## Goal
Search the material and gather each line with "that" in it.

* START *

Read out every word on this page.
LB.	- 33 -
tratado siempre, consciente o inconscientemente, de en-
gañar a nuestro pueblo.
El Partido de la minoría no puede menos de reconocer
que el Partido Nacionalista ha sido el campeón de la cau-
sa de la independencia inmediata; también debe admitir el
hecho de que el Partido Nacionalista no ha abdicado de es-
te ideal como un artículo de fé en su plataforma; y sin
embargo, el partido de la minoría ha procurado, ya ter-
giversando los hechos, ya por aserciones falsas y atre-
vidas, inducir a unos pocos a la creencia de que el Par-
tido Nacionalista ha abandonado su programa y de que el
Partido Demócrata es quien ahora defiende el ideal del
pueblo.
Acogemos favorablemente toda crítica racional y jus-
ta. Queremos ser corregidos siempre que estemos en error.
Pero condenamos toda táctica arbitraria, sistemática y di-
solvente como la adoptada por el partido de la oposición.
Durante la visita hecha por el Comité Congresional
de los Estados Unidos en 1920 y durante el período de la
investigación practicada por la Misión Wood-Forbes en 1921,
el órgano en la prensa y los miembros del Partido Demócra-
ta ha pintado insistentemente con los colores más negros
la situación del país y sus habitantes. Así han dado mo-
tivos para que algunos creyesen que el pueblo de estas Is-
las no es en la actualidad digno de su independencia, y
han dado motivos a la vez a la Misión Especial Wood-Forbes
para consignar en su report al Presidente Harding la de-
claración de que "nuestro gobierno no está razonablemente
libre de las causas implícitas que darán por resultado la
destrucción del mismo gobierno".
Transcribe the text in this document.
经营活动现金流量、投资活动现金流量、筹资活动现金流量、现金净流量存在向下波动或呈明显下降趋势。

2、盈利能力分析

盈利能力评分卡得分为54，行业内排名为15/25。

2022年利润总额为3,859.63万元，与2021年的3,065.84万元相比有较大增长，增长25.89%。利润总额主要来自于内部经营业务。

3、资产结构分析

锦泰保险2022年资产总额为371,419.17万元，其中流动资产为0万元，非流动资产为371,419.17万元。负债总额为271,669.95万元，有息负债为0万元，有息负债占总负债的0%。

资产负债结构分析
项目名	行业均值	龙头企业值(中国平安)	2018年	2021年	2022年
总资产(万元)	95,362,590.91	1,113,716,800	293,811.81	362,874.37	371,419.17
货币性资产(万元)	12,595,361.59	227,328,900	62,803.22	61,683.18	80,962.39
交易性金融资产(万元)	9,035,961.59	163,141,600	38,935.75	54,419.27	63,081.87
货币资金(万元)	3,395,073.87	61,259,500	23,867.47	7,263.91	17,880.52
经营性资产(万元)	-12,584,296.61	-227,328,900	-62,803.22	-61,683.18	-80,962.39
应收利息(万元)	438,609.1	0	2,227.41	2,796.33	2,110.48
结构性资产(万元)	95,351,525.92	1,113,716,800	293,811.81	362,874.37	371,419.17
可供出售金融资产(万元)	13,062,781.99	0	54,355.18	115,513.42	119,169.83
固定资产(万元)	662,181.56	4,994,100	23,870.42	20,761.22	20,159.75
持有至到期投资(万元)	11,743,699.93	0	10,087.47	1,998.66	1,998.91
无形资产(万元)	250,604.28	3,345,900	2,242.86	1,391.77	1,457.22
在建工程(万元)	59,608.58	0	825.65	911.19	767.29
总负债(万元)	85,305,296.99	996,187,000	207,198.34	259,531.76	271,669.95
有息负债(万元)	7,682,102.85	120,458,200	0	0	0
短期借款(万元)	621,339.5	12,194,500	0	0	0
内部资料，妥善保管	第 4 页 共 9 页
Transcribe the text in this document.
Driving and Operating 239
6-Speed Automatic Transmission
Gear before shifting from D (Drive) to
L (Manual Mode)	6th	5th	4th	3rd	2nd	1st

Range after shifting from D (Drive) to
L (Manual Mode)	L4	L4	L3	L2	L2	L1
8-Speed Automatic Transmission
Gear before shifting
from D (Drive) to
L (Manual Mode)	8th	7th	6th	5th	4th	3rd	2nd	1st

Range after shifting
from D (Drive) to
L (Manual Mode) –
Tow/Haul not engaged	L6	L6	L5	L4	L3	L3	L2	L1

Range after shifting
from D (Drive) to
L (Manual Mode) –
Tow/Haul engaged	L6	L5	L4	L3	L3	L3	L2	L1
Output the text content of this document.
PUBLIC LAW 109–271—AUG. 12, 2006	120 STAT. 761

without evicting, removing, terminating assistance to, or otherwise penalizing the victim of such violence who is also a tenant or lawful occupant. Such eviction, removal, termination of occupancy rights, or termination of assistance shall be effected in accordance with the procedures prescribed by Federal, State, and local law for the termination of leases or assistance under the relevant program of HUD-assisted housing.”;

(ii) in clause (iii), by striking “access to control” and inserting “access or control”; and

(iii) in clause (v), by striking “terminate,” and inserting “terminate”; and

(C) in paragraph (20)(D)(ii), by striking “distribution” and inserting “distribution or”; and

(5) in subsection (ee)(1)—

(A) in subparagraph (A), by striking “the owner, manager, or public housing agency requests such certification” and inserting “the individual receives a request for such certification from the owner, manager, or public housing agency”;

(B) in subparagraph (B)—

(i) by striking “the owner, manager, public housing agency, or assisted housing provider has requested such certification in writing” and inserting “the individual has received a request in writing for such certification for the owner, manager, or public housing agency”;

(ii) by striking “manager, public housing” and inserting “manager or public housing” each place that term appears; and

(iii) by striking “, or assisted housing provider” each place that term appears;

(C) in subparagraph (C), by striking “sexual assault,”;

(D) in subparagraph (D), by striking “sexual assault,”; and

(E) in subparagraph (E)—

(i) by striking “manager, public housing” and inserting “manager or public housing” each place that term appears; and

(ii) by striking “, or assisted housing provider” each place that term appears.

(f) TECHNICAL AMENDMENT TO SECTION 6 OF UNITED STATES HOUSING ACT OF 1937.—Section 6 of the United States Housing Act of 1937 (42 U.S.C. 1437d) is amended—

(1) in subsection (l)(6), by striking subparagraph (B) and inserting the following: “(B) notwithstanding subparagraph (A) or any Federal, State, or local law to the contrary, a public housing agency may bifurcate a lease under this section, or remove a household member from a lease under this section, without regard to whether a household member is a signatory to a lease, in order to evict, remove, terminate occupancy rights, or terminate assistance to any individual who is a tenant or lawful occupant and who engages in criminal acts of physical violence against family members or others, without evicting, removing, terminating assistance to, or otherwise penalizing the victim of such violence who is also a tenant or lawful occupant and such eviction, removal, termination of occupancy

* END *

## Solution
(ii) by striking “manager, public housing” and inserting “manager or public housing” each place that term appears; and
(iii) by striking “, or assisted housing provider” each place that term appears;
(i) by striking “manager, public housing” and inserting “manager or public housing” each place that term appears; and
(ii) by striking “, or assisted housing provider” each place that term appears.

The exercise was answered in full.